# Start of Records for the task

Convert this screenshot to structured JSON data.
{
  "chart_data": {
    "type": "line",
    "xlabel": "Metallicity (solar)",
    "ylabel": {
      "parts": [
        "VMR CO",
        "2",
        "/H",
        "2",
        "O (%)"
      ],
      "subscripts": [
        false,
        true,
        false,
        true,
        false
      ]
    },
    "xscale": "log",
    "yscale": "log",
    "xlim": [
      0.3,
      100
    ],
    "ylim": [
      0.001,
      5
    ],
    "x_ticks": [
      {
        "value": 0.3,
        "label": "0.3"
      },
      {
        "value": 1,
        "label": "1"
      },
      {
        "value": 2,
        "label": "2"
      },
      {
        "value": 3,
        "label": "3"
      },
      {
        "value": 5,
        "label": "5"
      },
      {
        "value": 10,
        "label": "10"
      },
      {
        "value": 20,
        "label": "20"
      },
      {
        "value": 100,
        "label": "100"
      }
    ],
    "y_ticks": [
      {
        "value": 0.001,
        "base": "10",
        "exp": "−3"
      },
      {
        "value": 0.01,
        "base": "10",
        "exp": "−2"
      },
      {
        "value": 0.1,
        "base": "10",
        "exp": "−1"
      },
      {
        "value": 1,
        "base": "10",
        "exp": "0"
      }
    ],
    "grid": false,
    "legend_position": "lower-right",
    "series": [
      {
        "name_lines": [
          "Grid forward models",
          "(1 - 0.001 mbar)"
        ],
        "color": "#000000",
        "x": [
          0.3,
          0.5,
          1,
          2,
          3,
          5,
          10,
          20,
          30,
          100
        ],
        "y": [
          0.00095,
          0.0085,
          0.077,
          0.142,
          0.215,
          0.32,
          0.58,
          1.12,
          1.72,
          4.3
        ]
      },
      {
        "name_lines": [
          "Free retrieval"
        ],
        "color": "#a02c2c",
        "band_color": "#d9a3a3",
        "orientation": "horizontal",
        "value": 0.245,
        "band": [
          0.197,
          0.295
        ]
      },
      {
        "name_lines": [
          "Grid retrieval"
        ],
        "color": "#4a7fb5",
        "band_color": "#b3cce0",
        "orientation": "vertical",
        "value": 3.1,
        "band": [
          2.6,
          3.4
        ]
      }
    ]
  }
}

# End of Records for the task

Restate the records, all of them, precisely as written.

Convert this screenshot to structured JSON data.
{
  "chart_data": {
    "type": "line",
    "xlabel": "Metallicity (solar)",
    "ylabel": {
      "parts": [
        "VMR CO",
        "2",
        "/H",
        "2",
        "O (%)"
      ],
      "subscripts": [
        false,
        true,
        false,
        true,
        false
      ]
    },
    "xscale": "log",
    "yscale": "log",
    "xlim": [
      0.3,
      100
    ],
    "ylim": [
      0.001,
      5
    ],
    "x_ticks": [
      {
        "value": 0.3,
        "label": "0.3"
      },
      {
        "value": 1,
        "label": "1"
      },
      {
        "value": 2,
        "label": "2"
      },
      {
        "value": 3,
        "label": "3"
      },
      {
        "value": 5,
        "label": "5"
      },
      {
        "value": 10,
        "label": "10"
      },
      {
        "value": 20,
        "label": "20"
      },
      {
        "value": 100,
        "label": "100"
      }
    ],
    "y_ticks": [
      {
        "value": 0.001,
        "base": "10",
        "exp": "−3"
      },
      {
        "value": 0.01,
        "base": "10",
        "exp": "−2"
      },
      {
        "value": 0.1,
        "base": "10",
        "exp": "−1"
      },
      {
        "value": 1,
        "base": "10",
        "exp": "0"
      }
    ],
    "grid": false,
    "legend_position": "lower-right",
    "series": [
      {
        "name_lines": [
          "Grid forward models",
          "(1 - 0.001 mbar)"
        ],
        "color": "#000000",
        "x": [
          0.3,
          0.5,
          1,
          2,
          3,
          5,
          10,
          20,
          30,
          100
        ],
        "y": [
          0.00095,
          0.0085,
          0.077,
          0.142,
          0.215,
          0.32,
          0.58,
          1.12,
          1.72,
          4.3
        ]
      },
      {
        "name_lines": [
          "Free retrieval"
        ],
        "color": "#a02c2c",
        "band_color": "#d9a3a3",
        "orientation": "horizontal",
        "value": 0.245,
        "band": [
          0.197,
          0.295
        ]
      },
      {
        "name_lines": [
          "Grid retrieval"
        ],
        "color": "#4a7fb5",
        "band_color": "#b3cce0",
        "orientation": "vertical",
        "value": 3.1,
        "band": [
          2.6,
          3.4
        ]
      }
    ]
  }
}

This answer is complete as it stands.